## Job
With the pictures omitted, write out the entries that follow exactly as they stand.

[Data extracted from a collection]
________________
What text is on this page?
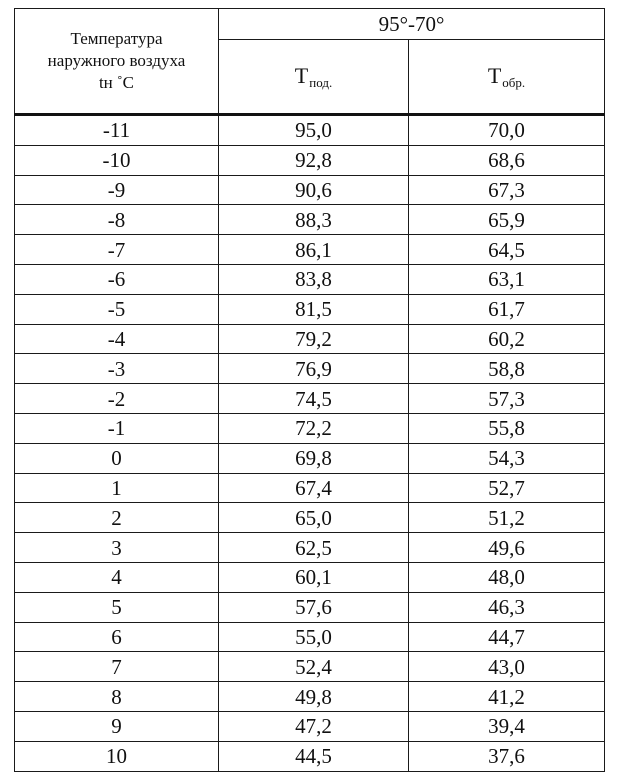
Температура
наружного воздуха
tн ˚С	95°-70°	
	$T_{под.}$	$T_{обр.}$
-11	95,0	70,0
-10	92,8	68,6
-9	90,6	67,3
-8	88,3	65,9
-7	86,1	64,5
-6	83,8	63,1
-5	81,5	61,7
-4	79,2	60,2
-3	76,9	58,8
-2	74,5	57,3
-1	72,2	55,8
0	69,8	54,3
1	67,4	52,7
2	65,0	51,2
3	62,5	49,6
4	60,1	48,0
5	57,6	46,3
6	55,0	44,7
7	52,4	43,0
8	49,8	41,2
9	47,2	39,4
10	44,5	37,6
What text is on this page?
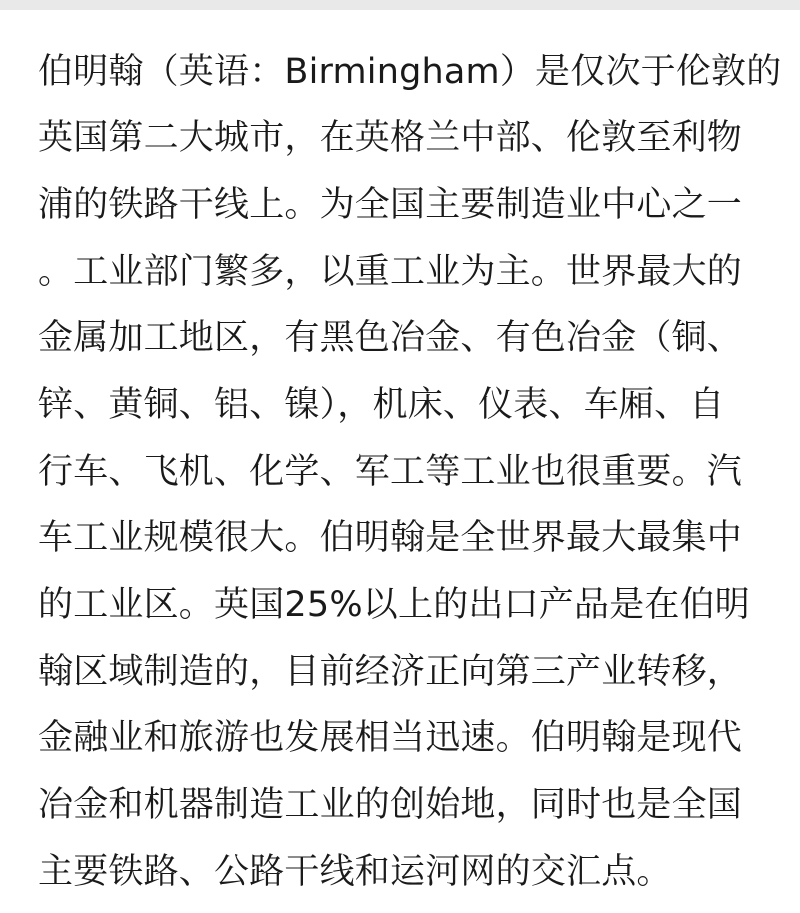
伯明翰（英语：Birmingham）是仅次于伦敦的
英国第二大城市，在英格兰中部、伦敦至利物
浦的铁路干线上。为全国主要制造业中心之一
。工业部门繁多，以重工业为主。世界最大的
金属加工地区，有黑色冶金、有色冶金（铜、
锌、黄铜、铝、镍），机床、仪表、车厢、自
行车、飞机、化学、军工等工业也很重要。汽
车工业规模很大。伯明翰是全世界最大最集中
的工业区。英国25%以上的出口产品是在伯明
翰区域制造的，目前经济正向第三产业转移，
金融业和旅游也发展相当迅速。伯明翰是现代
冶金和机器制造工业的创始地，同时也是全国
主要铁路、公路干线和运河网的交汇点。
________________
## Task output
What text is on this page?
Температура
наружного воздуха
tн ˚С	95°-70°	
	$T_{под.}$	$T_{обр.}$
-11	95,0	70,0
-10	92,8	68,6
-9	90,6	67,3
-8	88,3	65,9
-7	86,1	64,5
-6	83,8	63,1
-5	81,5	61,7
-4	79,2	60,2
-3	76,9	58,8
-2	74,5	57,3
-1	72,2	55,8
0	69,8	54,3
1	67,4	52,7
2	65,0	51,2
3	62,5	49,6
4	60,1	48,0
5	57,6	46,3
6	55,0	44,7
7	52,4	43,0
8	49,8	41,2
9	47,2	39,4
10	44,5	37,6
What text is on this page?
伯明翰（英语：Birmingham）是仅次于伦敦的
英国第二大城市，在英格兰中部、伦敦至利物
浦的铁路干线上。为全国主要制造业中心之一
。工业部门繁多，以重工业为主。世界最大的
金属加工地区，有黑色冶金、有色冶金（铜、
锌、黄铜、铝、镍），机床、仪表、车厢、自
行车、飞机、化学、军工等工业也很重要。汽
车工业规模很大。伯明翰是全世界最大最集中
的工业区。英国25%以上的出口产品是在伯明
翰区域制造的，目前经济正向第三产业转移，
金融业和旅游也发展相当迅速。伯明翰是现代
冶金和机器制造工业的创始地，同时也是全国
主要铁路、公路干线和运河网的交汇点。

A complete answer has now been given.